> Short exercise
Every line that holds the string "difference" is to be identified and copied.
╭─ Data rows
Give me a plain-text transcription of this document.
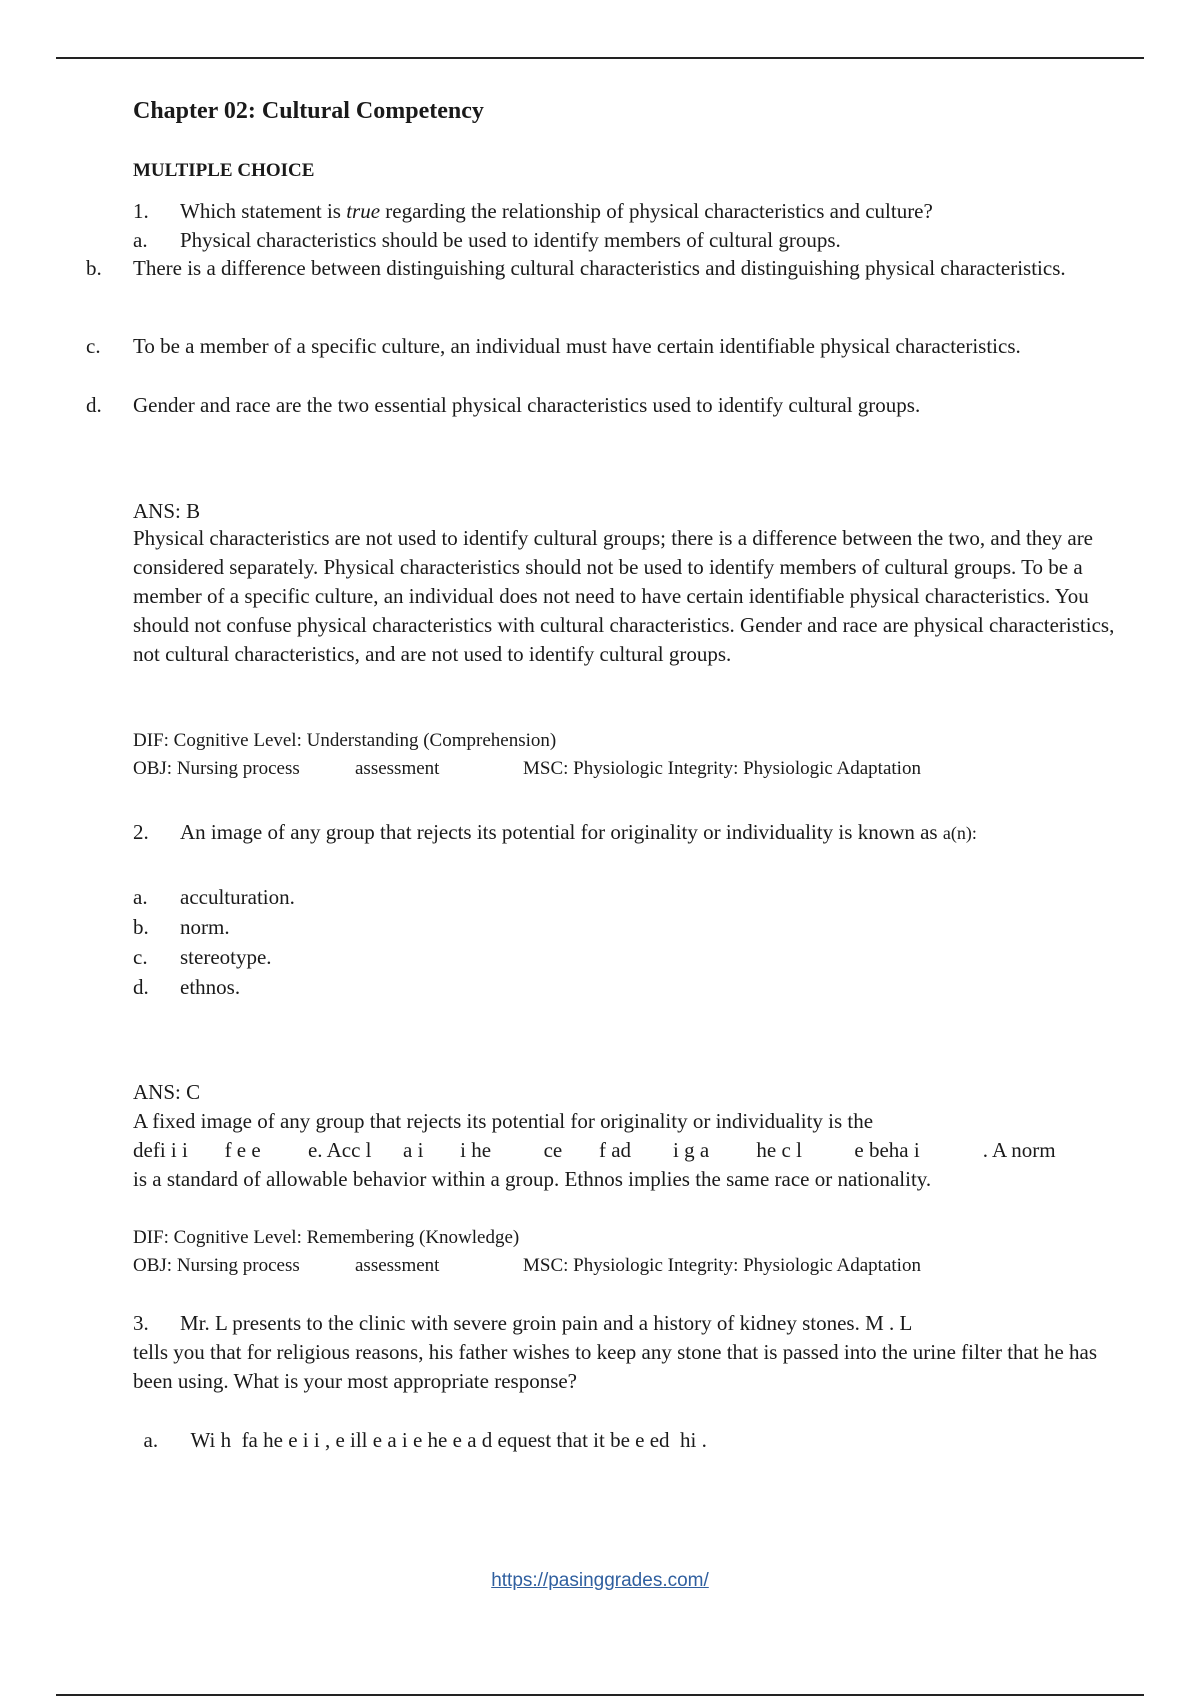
Chapter 02: Cultural Competency
MULTIPLE CHOICE
1. Which statement is true regarding the relationship of physical characteristics and culture?
a. Physical characteristics should be used to identify members of cultural groups.
b. There is a difference between distinguishing cultural characteristics and distinguishing physical characteristics.
c. To be a member of a specific culture, an individual must have certain identifiable physical characteristics.
d. Gender and race are the two essential physical characteristics used to identify cultural groups.
ANS: B
Physical characteristics are not used to identify cultural groups; there is a difference between the two, and they are considered separately. Physical characteristics should not be used to identify members of cultural groups. To be a member of a specific culture, an individual does not need to have certain identifiable physical characteristics. You should not confuse physical characteristics with cultural characteristics. Gender and race are physical characteristics, not cultural characteristics, and are not used to identify cultural groups.
DIF: Cognitive Level: Understanding (Comprehension)
OBJ: Nursing process	assessment	MSC: Physiologic Integrity: Physiologic Adaptation
2. An image of any group that rejects its potential for originality or individuality is known as a(n):
a. acculturation.
b. norm.
c. stereotype.
d. ethnos.
ANS: C
A fixed image of any group that rejects its potential for originality or individuality is the
defi i i       f e e         e. Acc l      a i       i he          ce       f ad        i g a         he c l          e beha i            . A norm
is a standard of allowable behavior within a group. Ethnos implies the same race or nationality.
DIF: Cognitive Level: Remembering (Knowledge)
OBJ: Nursing process	assessment	MSC: Physiologic Integrity: Physiologic Adaptation
3. Mr. L presents to the clinic with severe groin pain and a history of kidney stones. M . L
tells you that for religious reasons, his father wishes to keep any stone that is passed into the urine filter that he has been using. What is your most appropriate response?

a. Wi h  fa he e i i , e ill e a i e he e a d equest that it be e ed  hi .

https://pasinggrades.com/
╰─
> Correct result
b. There is a difference between distinguishing cultural characteristics and distinguishing physical characteristics.
Physical characteristics are not used to identify cultural groups; there is a difference between the two, and they are considered separately. Physical characteristics should not be used to identify members of cultural groups. To be a member of a specific culture, an individual does not need to have certain identifiable physical characteristics. You should not confuse physical characteristics with cultural characteristics. Gender and race are physical characteristics, not cultural characteristics, and are not used to identify cultural groups.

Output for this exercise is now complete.